What needs to be done:
In the blog post about federal attorneys, whom does the writer say reminds them of Richard Clarke?
═════ Source text ═════
Dark Cloud logo





Dark Endeavors

Federal Attorneys: Rove's Chew Toys

the real horror story this week was not Iraq, or Scooter, or Walter Reed, but how the Bushies view the judiciary

This is Dark Cloud on Wednesday, March 07, 2007.

I have great sympathy and admiration for second tier guys who have to fill the vacuum left by an incompetent President and come to our notice under trying circumstance. When the President is strong, they pass before us unremarked. A strong President could have held Rumsfeld in line, as others had, and focused his prodigious energies and sharp mind on profitable goals to the nation, like rethinking the roles and makeup of the military.

But Bush is weak. That’s why Cheney rose to the level he did, and how the likes of Scooter Libby – who reminds so much of Richard Clarke – came to our notice. Clarke and Libby both served well and unnoticed for decades in administrations of stronger Presidents. But Bush is weak, and Cheney delusional and incompetent and we met Scooter.
═════ Data shown ═════
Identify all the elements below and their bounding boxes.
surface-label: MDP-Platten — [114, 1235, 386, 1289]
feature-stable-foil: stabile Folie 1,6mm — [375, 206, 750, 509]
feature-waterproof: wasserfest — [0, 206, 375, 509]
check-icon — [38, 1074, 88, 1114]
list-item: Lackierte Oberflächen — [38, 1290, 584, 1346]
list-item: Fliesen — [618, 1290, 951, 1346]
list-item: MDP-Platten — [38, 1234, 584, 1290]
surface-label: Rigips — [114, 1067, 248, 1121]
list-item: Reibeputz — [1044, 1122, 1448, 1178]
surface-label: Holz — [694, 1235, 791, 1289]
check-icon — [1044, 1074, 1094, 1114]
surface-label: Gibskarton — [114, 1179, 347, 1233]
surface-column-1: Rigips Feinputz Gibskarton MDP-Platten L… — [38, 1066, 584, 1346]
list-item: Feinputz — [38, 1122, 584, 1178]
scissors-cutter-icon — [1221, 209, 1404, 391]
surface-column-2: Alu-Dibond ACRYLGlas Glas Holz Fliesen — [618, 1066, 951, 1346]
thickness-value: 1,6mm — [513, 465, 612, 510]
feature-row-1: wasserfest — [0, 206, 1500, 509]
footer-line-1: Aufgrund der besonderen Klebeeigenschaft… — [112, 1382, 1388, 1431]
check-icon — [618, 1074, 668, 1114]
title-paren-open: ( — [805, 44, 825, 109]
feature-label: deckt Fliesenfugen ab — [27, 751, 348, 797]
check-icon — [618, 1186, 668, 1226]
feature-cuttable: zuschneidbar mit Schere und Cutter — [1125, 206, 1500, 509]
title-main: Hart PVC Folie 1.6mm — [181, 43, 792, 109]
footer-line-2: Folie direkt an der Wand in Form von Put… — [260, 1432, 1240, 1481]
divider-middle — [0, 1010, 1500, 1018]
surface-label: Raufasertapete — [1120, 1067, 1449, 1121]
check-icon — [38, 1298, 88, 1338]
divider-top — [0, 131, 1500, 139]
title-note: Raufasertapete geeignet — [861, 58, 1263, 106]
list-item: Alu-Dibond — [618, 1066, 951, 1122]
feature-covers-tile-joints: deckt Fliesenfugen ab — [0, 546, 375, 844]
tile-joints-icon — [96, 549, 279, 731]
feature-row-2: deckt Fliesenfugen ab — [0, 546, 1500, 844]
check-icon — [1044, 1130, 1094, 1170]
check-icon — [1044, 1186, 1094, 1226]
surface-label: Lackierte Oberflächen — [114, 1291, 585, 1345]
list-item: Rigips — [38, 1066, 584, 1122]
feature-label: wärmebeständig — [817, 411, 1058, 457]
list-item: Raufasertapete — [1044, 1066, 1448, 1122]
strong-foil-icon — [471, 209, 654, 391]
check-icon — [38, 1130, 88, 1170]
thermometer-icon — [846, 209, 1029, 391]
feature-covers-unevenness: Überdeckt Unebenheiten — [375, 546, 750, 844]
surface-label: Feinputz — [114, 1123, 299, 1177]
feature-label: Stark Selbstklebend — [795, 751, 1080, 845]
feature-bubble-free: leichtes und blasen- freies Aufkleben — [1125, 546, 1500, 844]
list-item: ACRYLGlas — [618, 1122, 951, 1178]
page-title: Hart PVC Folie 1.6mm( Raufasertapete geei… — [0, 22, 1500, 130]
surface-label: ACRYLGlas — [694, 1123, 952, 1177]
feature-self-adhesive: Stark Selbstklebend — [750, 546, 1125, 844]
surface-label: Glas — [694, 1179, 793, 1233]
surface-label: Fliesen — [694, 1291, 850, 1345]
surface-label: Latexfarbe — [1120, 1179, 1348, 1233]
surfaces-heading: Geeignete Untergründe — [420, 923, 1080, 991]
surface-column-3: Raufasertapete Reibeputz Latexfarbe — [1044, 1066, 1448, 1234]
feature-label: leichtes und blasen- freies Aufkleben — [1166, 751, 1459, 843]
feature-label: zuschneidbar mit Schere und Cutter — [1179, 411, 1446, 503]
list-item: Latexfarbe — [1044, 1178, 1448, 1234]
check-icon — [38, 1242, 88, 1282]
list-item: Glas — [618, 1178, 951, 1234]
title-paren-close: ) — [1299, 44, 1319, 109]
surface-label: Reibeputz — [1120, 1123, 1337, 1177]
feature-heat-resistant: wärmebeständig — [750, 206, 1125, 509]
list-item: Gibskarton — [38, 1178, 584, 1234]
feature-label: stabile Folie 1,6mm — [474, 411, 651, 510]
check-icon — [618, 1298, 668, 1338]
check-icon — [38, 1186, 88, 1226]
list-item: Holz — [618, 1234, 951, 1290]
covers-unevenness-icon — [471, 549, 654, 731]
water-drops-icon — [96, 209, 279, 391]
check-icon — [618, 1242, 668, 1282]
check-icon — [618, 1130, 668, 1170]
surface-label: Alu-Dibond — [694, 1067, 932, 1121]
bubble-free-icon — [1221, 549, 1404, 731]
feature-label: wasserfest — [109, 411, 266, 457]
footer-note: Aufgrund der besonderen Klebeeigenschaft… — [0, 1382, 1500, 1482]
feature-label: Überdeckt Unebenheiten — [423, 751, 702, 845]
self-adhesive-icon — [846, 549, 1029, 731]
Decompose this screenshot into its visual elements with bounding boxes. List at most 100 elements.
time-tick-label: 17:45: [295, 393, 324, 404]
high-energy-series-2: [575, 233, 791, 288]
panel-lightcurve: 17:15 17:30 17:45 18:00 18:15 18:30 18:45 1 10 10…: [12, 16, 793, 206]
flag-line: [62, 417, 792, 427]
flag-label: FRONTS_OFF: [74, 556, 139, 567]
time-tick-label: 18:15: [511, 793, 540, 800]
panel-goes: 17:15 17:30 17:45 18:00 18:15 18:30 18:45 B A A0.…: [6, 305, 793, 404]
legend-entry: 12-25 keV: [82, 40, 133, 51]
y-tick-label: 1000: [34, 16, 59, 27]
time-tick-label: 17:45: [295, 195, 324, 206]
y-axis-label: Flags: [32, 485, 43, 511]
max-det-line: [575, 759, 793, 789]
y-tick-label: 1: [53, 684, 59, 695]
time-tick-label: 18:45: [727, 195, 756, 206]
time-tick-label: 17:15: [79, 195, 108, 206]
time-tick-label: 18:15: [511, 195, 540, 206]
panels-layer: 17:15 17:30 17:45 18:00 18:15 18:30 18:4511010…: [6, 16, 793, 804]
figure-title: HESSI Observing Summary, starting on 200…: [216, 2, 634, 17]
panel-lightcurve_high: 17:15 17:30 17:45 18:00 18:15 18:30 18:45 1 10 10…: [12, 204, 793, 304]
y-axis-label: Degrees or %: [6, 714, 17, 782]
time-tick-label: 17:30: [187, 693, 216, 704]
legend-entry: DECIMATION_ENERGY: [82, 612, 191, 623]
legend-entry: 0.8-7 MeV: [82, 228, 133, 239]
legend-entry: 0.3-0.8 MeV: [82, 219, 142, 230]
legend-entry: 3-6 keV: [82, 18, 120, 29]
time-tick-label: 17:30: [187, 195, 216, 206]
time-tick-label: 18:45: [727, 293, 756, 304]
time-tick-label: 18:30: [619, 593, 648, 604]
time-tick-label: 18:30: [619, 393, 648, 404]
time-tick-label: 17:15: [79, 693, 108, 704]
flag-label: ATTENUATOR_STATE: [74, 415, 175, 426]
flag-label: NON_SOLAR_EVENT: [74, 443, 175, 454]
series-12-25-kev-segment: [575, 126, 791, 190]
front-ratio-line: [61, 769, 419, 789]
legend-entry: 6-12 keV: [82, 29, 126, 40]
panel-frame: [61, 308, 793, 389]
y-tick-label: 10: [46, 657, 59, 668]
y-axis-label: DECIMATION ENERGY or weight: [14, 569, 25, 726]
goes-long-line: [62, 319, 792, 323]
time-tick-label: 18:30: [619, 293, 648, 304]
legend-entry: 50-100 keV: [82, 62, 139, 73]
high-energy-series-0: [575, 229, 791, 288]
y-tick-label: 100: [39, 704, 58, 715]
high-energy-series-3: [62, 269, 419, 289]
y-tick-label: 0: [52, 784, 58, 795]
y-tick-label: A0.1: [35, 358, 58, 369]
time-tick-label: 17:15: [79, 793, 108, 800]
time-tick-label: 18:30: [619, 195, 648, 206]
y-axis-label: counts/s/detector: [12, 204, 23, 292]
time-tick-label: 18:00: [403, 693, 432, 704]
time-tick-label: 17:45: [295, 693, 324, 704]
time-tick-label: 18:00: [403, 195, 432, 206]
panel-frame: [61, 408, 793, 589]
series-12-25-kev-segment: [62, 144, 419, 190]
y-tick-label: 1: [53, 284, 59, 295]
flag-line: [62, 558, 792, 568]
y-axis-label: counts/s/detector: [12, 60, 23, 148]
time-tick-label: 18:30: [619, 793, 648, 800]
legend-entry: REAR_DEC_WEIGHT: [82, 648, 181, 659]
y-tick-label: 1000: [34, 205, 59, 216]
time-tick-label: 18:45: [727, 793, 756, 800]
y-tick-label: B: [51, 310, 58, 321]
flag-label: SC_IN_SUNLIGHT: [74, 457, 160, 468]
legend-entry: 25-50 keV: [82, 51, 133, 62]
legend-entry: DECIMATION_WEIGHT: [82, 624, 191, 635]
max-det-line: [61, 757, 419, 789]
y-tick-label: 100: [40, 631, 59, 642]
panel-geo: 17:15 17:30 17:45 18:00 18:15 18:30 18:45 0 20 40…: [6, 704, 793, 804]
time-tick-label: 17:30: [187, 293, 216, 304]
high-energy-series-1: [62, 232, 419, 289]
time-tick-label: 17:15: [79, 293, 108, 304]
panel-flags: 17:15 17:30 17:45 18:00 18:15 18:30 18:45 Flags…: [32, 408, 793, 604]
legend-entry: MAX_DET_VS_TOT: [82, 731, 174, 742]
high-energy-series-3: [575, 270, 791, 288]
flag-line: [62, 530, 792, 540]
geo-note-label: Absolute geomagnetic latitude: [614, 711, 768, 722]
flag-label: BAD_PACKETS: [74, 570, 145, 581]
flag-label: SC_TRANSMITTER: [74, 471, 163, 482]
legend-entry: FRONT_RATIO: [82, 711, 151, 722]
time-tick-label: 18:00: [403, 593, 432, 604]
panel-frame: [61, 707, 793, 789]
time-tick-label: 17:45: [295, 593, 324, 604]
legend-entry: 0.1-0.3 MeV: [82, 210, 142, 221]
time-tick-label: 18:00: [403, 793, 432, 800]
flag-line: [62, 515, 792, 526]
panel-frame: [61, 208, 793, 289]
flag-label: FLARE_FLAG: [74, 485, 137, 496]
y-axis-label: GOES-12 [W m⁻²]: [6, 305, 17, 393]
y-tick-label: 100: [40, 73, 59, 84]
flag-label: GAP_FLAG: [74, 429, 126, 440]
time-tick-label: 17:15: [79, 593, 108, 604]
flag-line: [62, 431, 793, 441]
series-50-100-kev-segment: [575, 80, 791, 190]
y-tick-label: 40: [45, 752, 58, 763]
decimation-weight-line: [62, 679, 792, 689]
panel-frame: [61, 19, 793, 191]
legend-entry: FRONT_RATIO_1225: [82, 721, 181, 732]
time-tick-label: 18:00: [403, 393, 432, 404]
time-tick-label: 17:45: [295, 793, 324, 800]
═════
Written solution:
Scooter Libby.